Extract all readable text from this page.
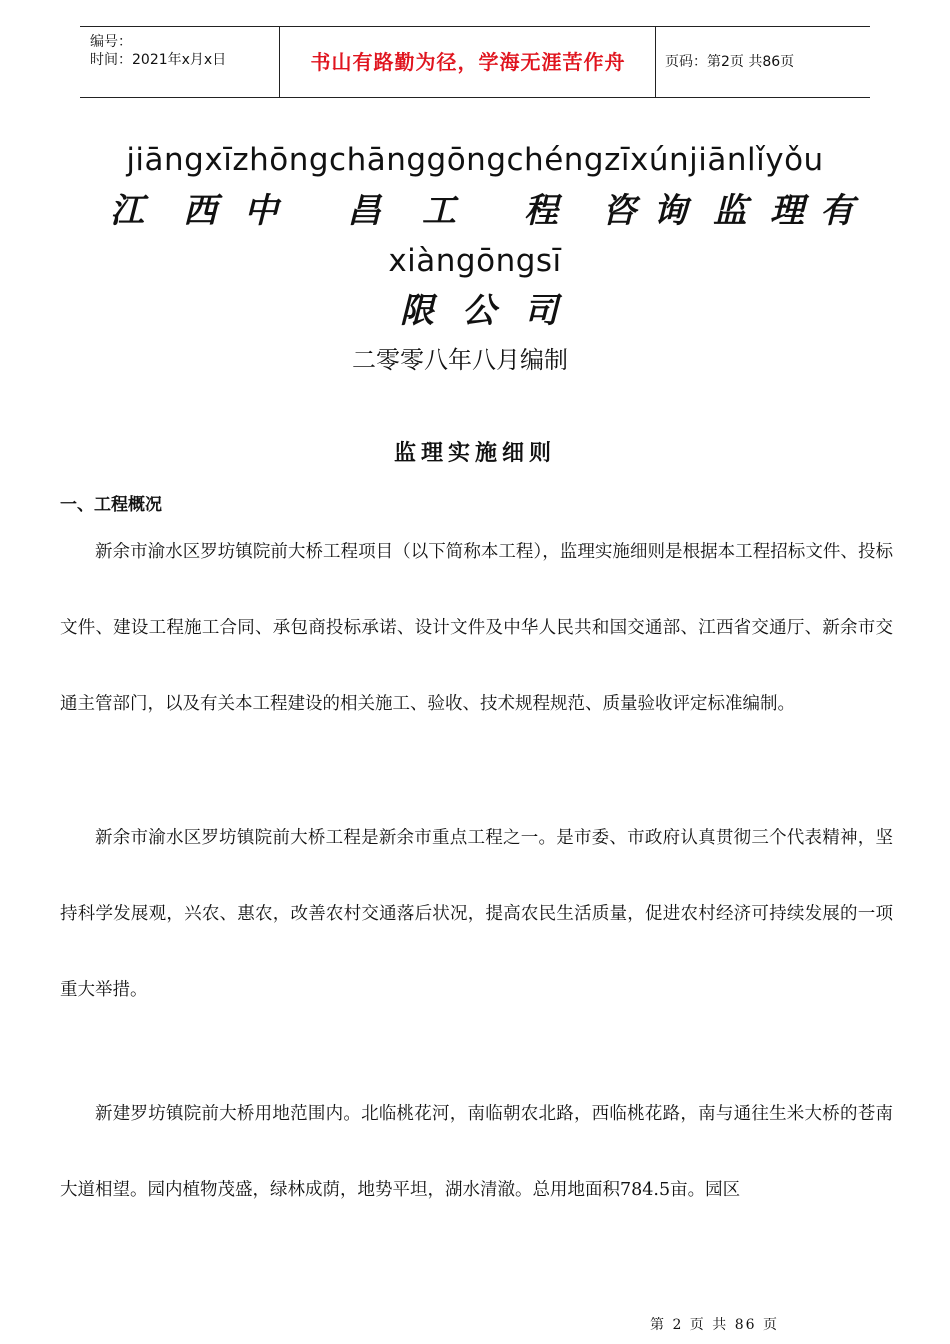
编号：
时间：2021年x月x日	书山有路勤为径，学海无涯苦作舟	页码：第2页 共86页
jiāngxīzhōngchānggōngchéngzīxúnjiānlǐyǒu
江 西 中 昌 工 程 咨 询 监 理 有
xiàngōngsī
限 公 司
二零零八年八月编制
监理实施细则
一、工程概况

新余市渝水区罗坊镇院前大桥工程项目（以下简称本工程），监理实施细则是根据本工程招标文件、投标文件、建设工程施工合同、承包商投标承诺、设计文件及中华人民共和国交通部、江西省交通厅、新余市交通主管部门，以及有关本工程建设的相关施工、验收、技术规程规范、质量验收评定标准编制。

新余市渝水区罗坊镇院前大桥工程是新余市重点工程之一。是市委、市政府认真贯彻三个代表精神，坚持科学发展观，兴农、惠农，改善农村交通落后状况，提高农民生活质量，促进农村经济可持续发展的一项重大举措。

新建罗坊镇院前大桥用地范围内。北临桃花河，南临朝农北路，西临桃花路，南与通往生米大桥的苍南大道相望。园内植物茂盛，绿林成荫，地势平坦，湖水清澈。总用地面积784.5亩。园区

第 2 页 共 86 页
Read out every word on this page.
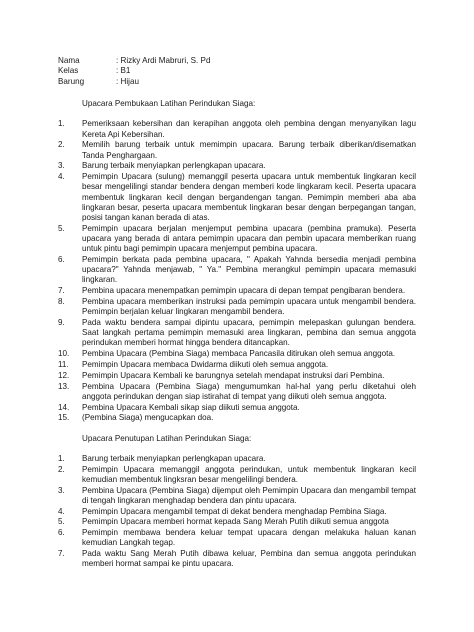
Nama	: Rizky Ardi Mabruri, S. Pd
Kelas	: B1
Barung	: Hijau
Upacara Pembukaan Latihan Perindukan Siaga:
1.	Pemeriksaan kebersihan dan kerapihan anggota oleh pembina dengan menyanyikan lagu Kereta Api Kebersihan.
2.	Memilih barung terbaik untuk memimpin upacara. Barung terbaik diberikan/disematkan Tanda Penghargaan.
3.	Barung terbaik menyiapkan perlengkapan upacara.
4.	Pemimpin Upacara (sulung) memanggil peserta upacara untuk membentuk lingkaran kecil besar mengelilingi standar bendera dengan memberi kode lingkaram kecil. Peserta upacara membentuk lingkaran kecil dengan bergandengan tangan. Pemimpin memberi aba aba lingkaran besar, peserta upacara membentuk lingkaran besar dengan berpegangan tangan, posisi tangan kanan berada di atas.
5.	Pemimpin upacara berjalan menjemput pembina upacara (pembina pramuka). Peserta upacara yang berada di antara pemimpin upacara dan pembin upacara memberikan ruang untuk pintu bagi pemimpin upacara menjemput pembina upacara.
6.	Pemimpin berkata pada pembina upacara, " Apakah Yahnda bersedia menjadi pembina upacara?" Yahnda menjawab, " Ya." Pembina merangkul pemimpin upacara memasuki lingkaran.
7.	Pembina upacara menempatkan pemimpin upacara di depan tempat pengibaran bendera.
8.	Pembina upacara memberikan instruksi pada pemimpin upacara untuk mengambil bendera. Pemimpin berjalan keluar lingkaran mengambil bendera.
9.	Pada waktu bendera sampai dipintu upacara, pemimpin melepaskan gulungan bendera. Saat langkah pertama pemimpin memasuki area lingkaran, pembina dan semua anggota perindukan memberi hormat hingga bendera ditancapkan.
10.	Pembina Upacara (Pembina Siaga) membaca Pancasila ditirukan oleh semua anggota.
11.	Pemimpin Upacara membaca Dwidarma diikuti oleh semua anggota.
12.	Pemimpin Upacara Kembali ke barungnya setelah mendapat instruksi dari Pembina.
13.	Pembina Upacara (Pembina Siaga) mengumumkan hal-hal yang perlu diketahui oleh anggota perindukan dengan siap istirahat di tempat yang diikuti oleh semua anggota.
14.	Pembina Upacara Kembali sikap siap diikuti semua anggota.
15.	(Pembina Siaga) mengucapkan doa.
Upacara Penutupan Latihan Perindukan Siaga:
1.	Barung terbaik menyiapkan perlengkapan upacara.
2.	Pemimpin Upacara memanggil anggota perindukan, untuk membentuk lingkaran kecil kemudian membentuk lingksran besar mengelilingi bendera.
3.	Pembina Upacara (Pembina Siaga) dijemput oleh Pemimpin Upacara dan mengambil tempat di tengah lingkaran menghadap bendera dan pintu upacara.
4.	Pemimpin Upacara mengambil tempat di dekat bendera menghadap Pembina Siaga.
5.	Pemimpin Upacara memberi hormat kepada Sang Merah Putih diikuti semua anggota
6.	Pemimpin membawa bendera keluar tempat upacara dengan melakuka haluan kanan kemudian Langkah tegap.
7.	Pada waktu Sang Merah Putih dibawa keluar, Pembina dan semua anggota perindukan memberi hormat sampai ke pintu upacara.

__What you have to do__. Provide only the number of lines in the records containing the string "kemudian".

__Task answer__. 2